→ Description of the task
Set down each entry from the block beneath, exactly as written.

────

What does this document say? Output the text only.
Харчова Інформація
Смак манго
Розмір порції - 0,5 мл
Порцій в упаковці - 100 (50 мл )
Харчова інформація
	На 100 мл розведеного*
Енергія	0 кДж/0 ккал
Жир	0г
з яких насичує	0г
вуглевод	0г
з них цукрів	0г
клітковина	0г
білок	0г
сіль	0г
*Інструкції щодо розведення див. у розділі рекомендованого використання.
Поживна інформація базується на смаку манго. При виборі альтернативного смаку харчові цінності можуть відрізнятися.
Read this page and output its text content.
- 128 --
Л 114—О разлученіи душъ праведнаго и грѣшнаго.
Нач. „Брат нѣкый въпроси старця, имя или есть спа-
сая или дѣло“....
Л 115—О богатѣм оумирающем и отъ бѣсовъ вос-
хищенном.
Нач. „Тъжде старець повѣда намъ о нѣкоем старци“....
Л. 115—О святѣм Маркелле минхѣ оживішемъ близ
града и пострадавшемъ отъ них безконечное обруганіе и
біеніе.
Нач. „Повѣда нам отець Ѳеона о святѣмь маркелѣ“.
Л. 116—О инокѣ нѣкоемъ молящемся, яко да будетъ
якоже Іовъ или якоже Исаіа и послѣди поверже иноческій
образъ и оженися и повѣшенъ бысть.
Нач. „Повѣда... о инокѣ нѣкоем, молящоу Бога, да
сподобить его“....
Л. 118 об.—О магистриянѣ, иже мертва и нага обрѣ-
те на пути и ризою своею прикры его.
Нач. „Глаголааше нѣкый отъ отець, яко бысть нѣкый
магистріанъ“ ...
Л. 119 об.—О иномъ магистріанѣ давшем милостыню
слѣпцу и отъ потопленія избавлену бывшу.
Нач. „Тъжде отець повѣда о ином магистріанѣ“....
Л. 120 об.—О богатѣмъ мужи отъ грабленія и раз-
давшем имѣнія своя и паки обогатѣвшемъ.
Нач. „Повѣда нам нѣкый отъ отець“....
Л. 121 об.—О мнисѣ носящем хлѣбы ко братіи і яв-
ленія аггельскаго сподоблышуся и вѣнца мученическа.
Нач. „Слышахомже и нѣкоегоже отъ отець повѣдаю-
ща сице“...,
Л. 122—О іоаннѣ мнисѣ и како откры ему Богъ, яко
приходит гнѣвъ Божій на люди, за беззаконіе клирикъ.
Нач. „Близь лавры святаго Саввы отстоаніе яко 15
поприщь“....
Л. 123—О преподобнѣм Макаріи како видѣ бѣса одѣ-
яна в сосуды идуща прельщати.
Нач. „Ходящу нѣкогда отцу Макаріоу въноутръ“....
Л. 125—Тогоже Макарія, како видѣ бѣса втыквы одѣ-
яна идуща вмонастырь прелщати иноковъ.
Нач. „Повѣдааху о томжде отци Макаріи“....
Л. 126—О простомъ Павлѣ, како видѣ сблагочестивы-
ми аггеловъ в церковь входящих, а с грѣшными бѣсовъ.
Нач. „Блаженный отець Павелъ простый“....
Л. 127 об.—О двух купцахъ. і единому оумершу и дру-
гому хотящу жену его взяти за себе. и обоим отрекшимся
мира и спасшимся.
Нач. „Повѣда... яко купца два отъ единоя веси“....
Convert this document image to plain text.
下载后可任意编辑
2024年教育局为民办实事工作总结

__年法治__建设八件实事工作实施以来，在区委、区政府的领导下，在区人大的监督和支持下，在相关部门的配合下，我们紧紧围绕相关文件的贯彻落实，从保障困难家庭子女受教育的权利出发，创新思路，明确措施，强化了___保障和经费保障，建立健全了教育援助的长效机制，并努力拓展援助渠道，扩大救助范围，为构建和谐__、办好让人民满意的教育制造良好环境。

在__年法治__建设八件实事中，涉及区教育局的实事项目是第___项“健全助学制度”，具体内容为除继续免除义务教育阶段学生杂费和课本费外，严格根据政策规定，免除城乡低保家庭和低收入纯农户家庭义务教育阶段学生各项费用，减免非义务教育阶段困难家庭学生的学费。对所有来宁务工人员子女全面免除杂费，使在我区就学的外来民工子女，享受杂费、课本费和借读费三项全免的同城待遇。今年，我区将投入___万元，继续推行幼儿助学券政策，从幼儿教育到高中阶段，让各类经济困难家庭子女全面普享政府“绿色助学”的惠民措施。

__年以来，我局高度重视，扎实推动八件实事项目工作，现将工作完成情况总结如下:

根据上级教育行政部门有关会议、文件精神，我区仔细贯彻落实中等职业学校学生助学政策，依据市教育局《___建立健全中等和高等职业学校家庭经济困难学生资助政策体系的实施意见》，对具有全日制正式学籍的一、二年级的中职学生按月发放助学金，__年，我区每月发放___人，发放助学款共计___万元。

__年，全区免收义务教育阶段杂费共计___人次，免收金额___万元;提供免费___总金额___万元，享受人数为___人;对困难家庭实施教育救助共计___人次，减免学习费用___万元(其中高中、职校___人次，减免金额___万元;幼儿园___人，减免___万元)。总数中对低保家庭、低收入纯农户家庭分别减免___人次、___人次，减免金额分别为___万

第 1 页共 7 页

────

→ Answer to the problem
What does this document say? Output the text only.
Харчова Інформація
Смак манго
Розмір порції - 0,5 мл
Порцій в упаковці - 100 (50 мл )
Харчова інформація
	На 100 мл розведеного*
Енергія	0 кДж/0 ккал
Жир	0г
з яких насичує	0г
вуглевод	0г
з них цукрів	0г
клітковина	0г
білок	0г
сіль	0г
*Інструкції щодо розведення див. у розділі рекомендованого використання.
Поживна інформація базується на смаку манго. При виборі альтернативного смаку харчові цінності можуть відрізнятися.
Read this page and output its text content.
- 128 --
Л 114—О разлученіи душъ праведнаго и грѣшнаго.
Нач. „Брат нѣкый въпроси старця, имя или есть спа-
сая или дѣло“....
Л 115—О богатѣм оумирающем и отъ бѣсовъ вос-
хищенном.
Нач. „Тъжде старець повѣда намъ о нѣкоем старци“....
Л. 115—О святѣм Маркелле минхѣ оживішемъ близ
града и пострадавшемъ отъ них безконечное обруганіе и
біеніе.
Нач. „Повѣда нам отець Ѳеона о святѣмь маркелѣ“.
Л. 116—О инокѣ нѣкоемъ молящемся, яко да будетъ
якоже Іовъ или якоже Исаіа и послѣди поверже иноческій
образъ и оженися и повѣшенъ бысть.
Нач. „Повѣда... о инокѣ нѣкоем, молящоу Бога, да
сподобить его“....
Л. 118 об.—О магистриянѣ, иже мертва и нага обрѣ-
те на пути и ризою своею прикры его.
Нач. „Глаголааше нѣкый отъ отець, яко бысть нѣкый
магистріанъ“ ...
Л. 119 об.—О иномъ магистріанѣ давшем милостыню
слѣпцу и отъ потопленія избавлену бывшу.
Нач. „Тъжде отець повѣда о ином магистріанѣ“....
Л. 120 об.—О богатѣмъ мужи отъ грабленія и раз-
давшем имѣнія своя и паки обогатѣвшемъ.
Нач. „Повѣда нам нѣкый отъ отець“....
Л. 121 об.—О мнисѣ носящем хлѣбы ко братіи і яв-
ленія аггельскаго сподоблышуся и вѣнца мученическа.
Нач. „Слышахомже и нѣкоегоже отъ отець повѣдаю-
ща сице“...,
Л. 122—О іоаннѣ мнисѣ и како откры ему Богъ, яко
приходит гнѣвъ Божій на люди, за беззаконіе клирикъ.
Нач. „Близь лавры святаго Саввы отстоаніе яко 15
поприщь“....
Л. 123—О преподобнѣм Макаріи како видѣ бѣса одѣ-
яна в сосуды идуща прельщати.
Нач. „Ходящу нѣкогда отцу Макаріоу въноутръ“....
Л. 125—Тогоже Макарія, како видѣ бѣса втыквы одѣ-
яна идуща вмонастырь прелщати иноковъ.
Нач. „Повѣдааху о томжде отци Макаріи“....
Л. 126—О простомъ Павлѣ, како видѣ сблагочестивы-
ми аггеловъ в церковь входящих, а с грѣшными бѣсовъ.
Нач. „Блаженный отець Павелъ простый“....
Л. 127 об.—О двух купцахъ. і единому оумершу и дру-
гому хотящу жену его взяти за себе. и обоим отрекшимся
мира и спасшимся.
Нач. „Повѣда... яко купца два отъ единоя веси“....
Convert this document image to plain text.
下载后可任意编辑
2024年教育局为民办实事工作总结

__年法治__建设八件实事工作实施以来，在区委、区政府的领导下，在区人大的监督和支持下，在相关部门的配合下，我们紧紧围绕相关文件的贯彻落实，从保障困难家庭子女受教育的权利出发，创新思路，明确措施，强化了___保障和经费保障，建立健全了教育援助的长效机制，并努力拓展援助渠道，扩大救助范围，为构建和谐__、办好让人民满意的教育制造良好环境。

在__年法治__建设八件实事中，涉及区教育局的实事项目是第___项“健全助学制度”，具体内容为除继续免除义务教育阶段学生杂费和课本费外，严格根据政策规定，免除城乡低保家庭和低收入纯农户家庭义务教育阶段学生各项费用，减免非义务教育阶段困难家庭学生的学费。对所有来宁务工人员子女全面免除杂费，使在我区就学的外来民工子女，享受杂费、课本费和借读费三项全免的同城待遇。今年，我区将投入___万元，继续推行幼儿助学券政策，从幼儿教育到高中阶段，让各类经济困难家庭子女全面普享政府“绿色助学”的惠民措施。

__年以来，我局高度重视，扎实推动八件实事项目工作，现将工作完成情况总结如下:

根据上级教育行政部门有关会议、文件精神，我区仔细贯彻落实中等职业学校学生助学政策，依据市教育局《___建立健全中等和高等职业学校家庭经济困难学生资助政策体系的实施意见》，对具有全日制正式学籍的一、二年级的中职学生按月发放助学金，__年，我区每月发放___人，发放助学款共计___万元。

__年，全区免收义务教育阶段杂费共计___人次，免收金额___万元;提供免费___总金额___万元，享受人数为___人;对困难家庭实施教育救助共计___人次，减免学习费用___万元(其中高中、职校___人次，减免金额___万元;幼儿园___人，减免___万元)。总数中对低保家庭、低收入纯农户家庭分别减免___人次、___人次，减免金额分别为___万

第 1 页共 7 页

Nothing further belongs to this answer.